* Begin The input *

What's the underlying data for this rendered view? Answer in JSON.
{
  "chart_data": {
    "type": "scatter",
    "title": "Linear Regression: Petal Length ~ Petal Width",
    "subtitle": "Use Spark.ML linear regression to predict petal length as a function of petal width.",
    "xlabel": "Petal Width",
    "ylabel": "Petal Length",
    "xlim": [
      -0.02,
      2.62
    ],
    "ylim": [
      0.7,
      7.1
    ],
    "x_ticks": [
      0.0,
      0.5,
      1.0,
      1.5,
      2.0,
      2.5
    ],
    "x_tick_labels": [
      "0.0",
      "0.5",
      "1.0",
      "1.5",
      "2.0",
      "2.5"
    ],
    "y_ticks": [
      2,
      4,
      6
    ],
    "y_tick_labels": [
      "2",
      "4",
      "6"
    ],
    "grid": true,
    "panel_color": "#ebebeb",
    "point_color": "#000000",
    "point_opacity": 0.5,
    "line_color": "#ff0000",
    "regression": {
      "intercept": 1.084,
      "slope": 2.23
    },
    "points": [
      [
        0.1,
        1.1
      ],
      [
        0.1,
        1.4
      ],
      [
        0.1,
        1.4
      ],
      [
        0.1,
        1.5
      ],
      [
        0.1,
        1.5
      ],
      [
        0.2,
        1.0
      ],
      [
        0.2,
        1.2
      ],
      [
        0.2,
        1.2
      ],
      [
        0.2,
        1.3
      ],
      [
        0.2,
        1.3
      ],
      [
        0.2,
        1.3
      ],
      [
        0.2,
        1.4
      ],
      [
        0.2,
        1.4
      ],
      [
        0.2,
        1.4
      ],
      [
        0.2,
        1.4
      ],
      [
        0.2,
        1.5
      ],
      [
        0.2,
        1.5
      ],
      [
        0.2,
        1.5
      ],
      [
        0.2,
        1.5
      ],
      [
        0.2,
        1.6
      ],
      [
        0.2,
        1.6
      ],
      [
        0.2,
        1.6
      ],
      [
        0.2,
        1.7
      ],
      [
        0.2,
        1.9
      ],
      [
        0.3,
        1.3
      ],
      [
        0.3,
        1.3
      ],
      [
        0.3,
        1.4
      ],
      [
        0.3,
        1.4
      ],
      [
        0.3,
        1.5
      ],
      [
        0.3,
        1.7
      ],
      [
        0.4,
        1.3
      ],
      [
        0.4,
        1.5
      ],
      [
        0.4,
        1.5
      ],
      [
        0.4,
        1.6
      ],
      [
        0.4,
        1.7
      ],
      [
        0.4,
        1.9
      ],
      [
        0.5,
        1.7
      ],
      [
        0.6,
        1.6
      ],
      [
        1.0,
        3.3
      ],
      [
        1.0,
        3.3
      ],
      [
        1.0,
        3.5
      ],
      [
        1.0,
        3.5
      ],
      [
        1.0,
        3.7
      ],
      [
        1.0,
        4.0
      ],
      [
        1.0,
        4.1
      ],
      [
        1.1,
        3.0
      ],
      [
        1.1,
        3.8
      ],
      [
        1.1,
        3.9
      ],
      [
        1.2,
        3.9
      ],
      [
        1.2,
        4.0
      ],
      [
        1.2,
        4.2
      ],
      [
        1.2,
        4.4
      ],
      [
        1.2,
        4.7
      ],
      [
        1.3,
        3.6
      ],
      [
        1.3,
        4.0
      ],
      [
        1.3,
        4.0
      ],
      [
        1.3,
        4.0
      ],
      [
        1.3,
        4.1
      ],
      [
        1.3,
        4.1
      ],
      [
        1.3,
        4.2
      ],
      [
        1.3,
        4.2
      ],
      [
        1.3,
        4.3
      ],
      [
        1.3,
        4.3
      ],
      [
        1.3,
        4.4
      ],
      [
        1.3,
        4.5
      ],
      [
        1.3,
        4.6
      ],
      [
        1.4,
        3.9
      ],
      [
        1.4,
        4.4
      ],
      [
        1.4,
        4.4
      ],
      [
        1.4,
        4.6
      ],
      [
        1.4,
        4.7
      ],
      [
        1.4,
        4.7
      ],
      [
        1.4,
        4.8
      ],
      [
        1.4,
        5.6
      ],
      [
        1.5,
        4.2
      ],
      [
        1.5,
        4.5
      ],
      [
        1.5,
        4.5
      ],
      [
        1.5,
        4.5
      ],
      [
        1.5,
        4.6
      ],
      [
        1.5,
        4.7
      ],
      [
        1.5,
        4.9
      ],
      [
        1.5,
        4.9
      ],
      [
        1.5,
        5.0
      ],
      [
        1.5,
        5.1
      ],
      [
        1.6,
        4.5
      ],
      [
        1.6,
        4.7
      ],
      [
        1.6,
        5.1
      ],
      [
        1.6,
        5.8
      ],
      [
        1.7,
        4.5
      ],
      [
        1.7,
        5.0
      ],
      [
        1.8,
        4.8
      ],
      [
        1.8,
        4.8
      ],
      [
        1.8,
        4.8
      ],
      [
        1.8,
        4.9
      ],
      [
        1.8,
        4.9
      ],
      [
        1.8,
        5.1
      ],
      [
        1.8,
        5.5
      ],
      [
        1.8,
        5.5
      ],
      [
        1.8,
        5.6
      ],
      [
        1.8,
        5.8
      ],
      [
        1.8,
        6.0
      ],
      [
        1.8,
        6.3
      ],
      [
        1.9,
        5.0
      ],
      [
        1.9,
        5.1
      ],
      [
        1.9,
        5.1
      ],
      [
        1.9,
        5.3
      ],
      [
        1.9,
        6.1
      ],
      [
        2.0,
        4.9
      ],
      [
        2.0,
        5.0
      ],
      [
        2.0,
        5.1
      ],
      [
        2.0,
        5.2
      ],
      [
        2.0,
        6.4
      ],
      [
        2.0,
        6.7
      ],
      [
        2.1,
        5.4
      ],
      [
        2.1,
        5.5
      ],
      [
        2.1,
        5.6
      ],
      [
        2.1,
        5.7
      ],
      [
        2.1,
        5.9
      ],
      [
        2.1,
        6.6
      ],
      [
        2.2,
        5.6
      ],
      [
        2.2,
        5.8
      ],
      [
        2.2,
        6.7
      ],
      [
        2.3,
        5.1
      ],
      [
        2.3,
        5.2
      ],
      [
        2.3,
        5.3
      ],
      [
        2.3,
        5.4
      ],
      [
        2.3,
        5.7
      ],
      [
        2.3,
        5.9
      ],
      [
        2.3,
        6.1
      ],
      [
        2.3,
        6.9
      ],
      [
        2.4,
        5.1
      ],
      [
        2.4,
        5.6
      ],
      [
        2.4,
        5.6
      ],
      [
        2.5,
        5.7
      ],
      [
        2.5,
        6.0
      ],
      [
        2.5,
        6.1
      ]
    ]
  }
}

* End The input *

Task instructions >>
Copy out the full listing exactly.

Exercise answer >>
What's the underlying data for this rendered view? Answer in JSON.
{
  "chart_data": {
    "type": "scatter",
    "title": "Linear Regression: Petal Length ~ Petal Width",
    "subtitle": "Use Spark.ML linear regression to predict petal length as a function of petal width.",
    "xlabel": "Petal Width",
    "ylabel": "Petal Length",
    "xlim": [
      -0.02,
      2.62
    ],
    "ylim": [
      0.7,
      7.1
    ],
    "x_ticks": [
      0.0,
      0.5,
      1.0,
      1.5,
      2.0,
      2.5
    ],
    "x_tick_labels": [
      "0.0",
      "0.5",
      "1.0",
      "1.5",
      "2.0",
      "2.5"
    ],
    "y_ticks": [
      2,
      4,
      6
    ],
    "y_tick_labels": [
      "2",
      "4",
      "6"
    ],
    "grid": true,
    "panel_color": "#ebebeb",
    "point_color": "#000000",
    "point_opacity": 0.5,
    "line_color": "#ff0000",
    "regression": {
      "intercept": 1.084,
      "slope": 2.23
    },
    "points": [
      [
        0.1,
        1.1
      ],
      [
        0.1,
        1.4
      ],
      [
        0.1,
        1.4
      ],
      [
        0.1,
        1.5
      ],
      [
        0.1,
        1.5
      ],
      [
        0.2,
        1.0
      ],
      [
        0.2,
        1.2
      ],
      [
        0.2,
        1.2
      ],
      [
        0.2,
        1.3
      ],
      [
        0.2,
        1.3
      ],
      [
        0.2,
        1.3
      ],
      [
        0.2,
        1.4
      ],
      [
        0.2,
        1.4
      ],
      [
        0.2,
        1.4
      ],
      [
        0.2,
        1.4
      ],
      [
        0.2,
        1.5
      ],
      [
        0.2,
        1.5
      ],
      [
        0.2,
        1.5
      ],
      [
        0.2,
        1.5
      ],
      [
        0.2,
        1.6
      ],
      [
        0.2,
        1.6
      ],
      [
        0.2,
        1.6
      ],
      [
        0.2,
        1.7
      ],
      [
        0.2,
        1.9
      ],
      [
        0.3,
        1.3
      ],
      [
        0.3,
        1.3
      ],
      [
        0.3,
        1.4
      ],
      [
        0.3,
        1.4
      ],
      [
        0.3,
        1.5
      ],
      [
        0.3,
        1.7
      ],
      [
        0.4,
        1.3
      ],
      [
        0.4,
        1.5
      ],
      [
        0.4,
        1.5
      ],
      [
        0.4,
        1.6
      ],
      [
        0.4,
        1.7
      ],
      [
        0.4,
        1.9
      ],
      [
        0.5,
        1.7
      ],
      [
        0.6,
        1.6
      ],
      [
        1.0,
        3.3
      ],
      [
        1.0,
        3.3
      ],
      [
        1.0,
        3.5
      ],
      [
        1.0,
        3.5
      ],
      [
        1.0,
        3.7
      ],
      [
        1.0,
        4.0
      ],
      [
        1.0,
        4.1
      ],
      [
        1.1,
        3.0
      ],
      [
        1.1,
        3.8
      ],
      [
        1.1,
        3.9
      ],
      [
        1.2,
        3.9
      ],
      [
        1.2,
        4.0
      ],
      [
        1.2,
        4.2
      ],
      [
        1.2,
        4.4
      ],
      [
        1.2,
        4.7
      ],
      [
        1.3,
        3.6
      ],
      [
        1.3,
        4.0
      ],
      [
        1.3,
        4.0
      ],
      [
        1.3,
        4.0
      ],
      [
        1.3,
        4.1
      ],
      [
        1.3,
        4.1
      ],
      [
        1.3,
        4.2
      ],
      [
        1.3,
        4.2
      ],
      [
        1.3,
        4.3
      ],
      [
        1.3,
        4.3
      ],
      [
        1.3,
        4.4
      ],
      [
        1.3,
        4.5
      ],
      [
        1.3,
        4.6
      ],
      [
        1.4,
        3.9
      ],
      [
        1.4,
        4.4
      ],
      [
        1.4,
        4.4
      ],
      [
        1.4,
        4.6
      ],
      [
        1.4,
        4.7
      ],
      [
        1.4,
        4.7
      ],
      [
        1.4,
        4.8
      ],
      [
        1.4,
        5.6
      ],
      [
        1.5,
        4.2
      ],
      [
        1.5,
        4.5
      ],
      [
        1.5,
        4.5
      ],
      [
        1.5,
        4.5
      ],
      [
        1.5,
        4.6
      ],
      [
        1.5,
        4.7
      ],
      [
        1.5,
        4.9
      ],
      [
        1.5,
        4.9
      ],
      [
        1.5,
        5.0
      ],
      [
        1.5,
        5.1
      ],
      [
        1.6,
        4.5
      ],
      [
        1.6,
        4.7
      ],
      [
        1.6,
        5.1
      ],
      [
        1.6,
        5.8
      ],
      [
        1.7,
        4.5
      ],
      [
        1.7,
        5.0
      ],
      [
        1.8,
        4.8
      ],
      [
        1.8,
        4.8
      ],
      [
        1.8,
        4.8
      ],
      [
        1.8,
        4.9
      ],
      [
        1.8,
        4.9
      ],
      [
        1.8,
        5.1
      ],
      [
        1.8,
        5.5
      ],
      [
        1.8,
        5.5
      ],
      [
        1.8,
        5.6
      ],
      [
        1.8,
        5.8
      ],
      [
        1.8,
        6.0
      ],
      [
        1.8,
        6.3
      ],
      [
        1.9,
        5.0
      ],
      [
        1.9,
        5.1
      ],
      [
        1.9,
        5.1
      ],
      [
        1.9,
        5.3
      ],
      [
        1.9,
        6.1
      ],
      [
        2.0,
        4.9
      ],
      [
        2.0,
        5.0
      ],
      [
        2.0,
        5.1
      ],
      [
        2.0,
        5.2
      ],
      [
        2.0,
        6.4
      ],
      [
        2.0,
        6.7
      ],
      [
        2.1,
        5.4
      ],
      [
        2.1,
        5.5
      ],
      [
        2.1,
        5.6
      ],
      [
        2.1,
        5.7
      ],
      [
        2.1,
        5.9
      ],
      [
        2.1,
        6.6
      ],
      [
        2.2,
        5.6
      ],
      [
        2.2,
        5.8
      ],
      [
        2.2,
        6.7
      ],
      [
        2.3,
        5.1
      ],
      [
        2.3,
        5.2
      ],
      [
        2.3,
        5.3
      ],
      [
        2.3,
        5.4
      ],
      [
        2.3,
        5.7
      ],
      [
        2.3,
        5.9
      ],
      [
        2.3,
        6.1
      ],
      [
        2.3,
        6.9
      ],
      [
        2.4,
        5.1
      ],
      [
        2.4,
        5.6
      ],
      [
        2.4,
        5.6
      ],
      [
        2.5,
        5.7
      ],
      [
        2.5,
        6.0
      ],
      [
        2.5,
        6.1
      ]
    ]
  }
}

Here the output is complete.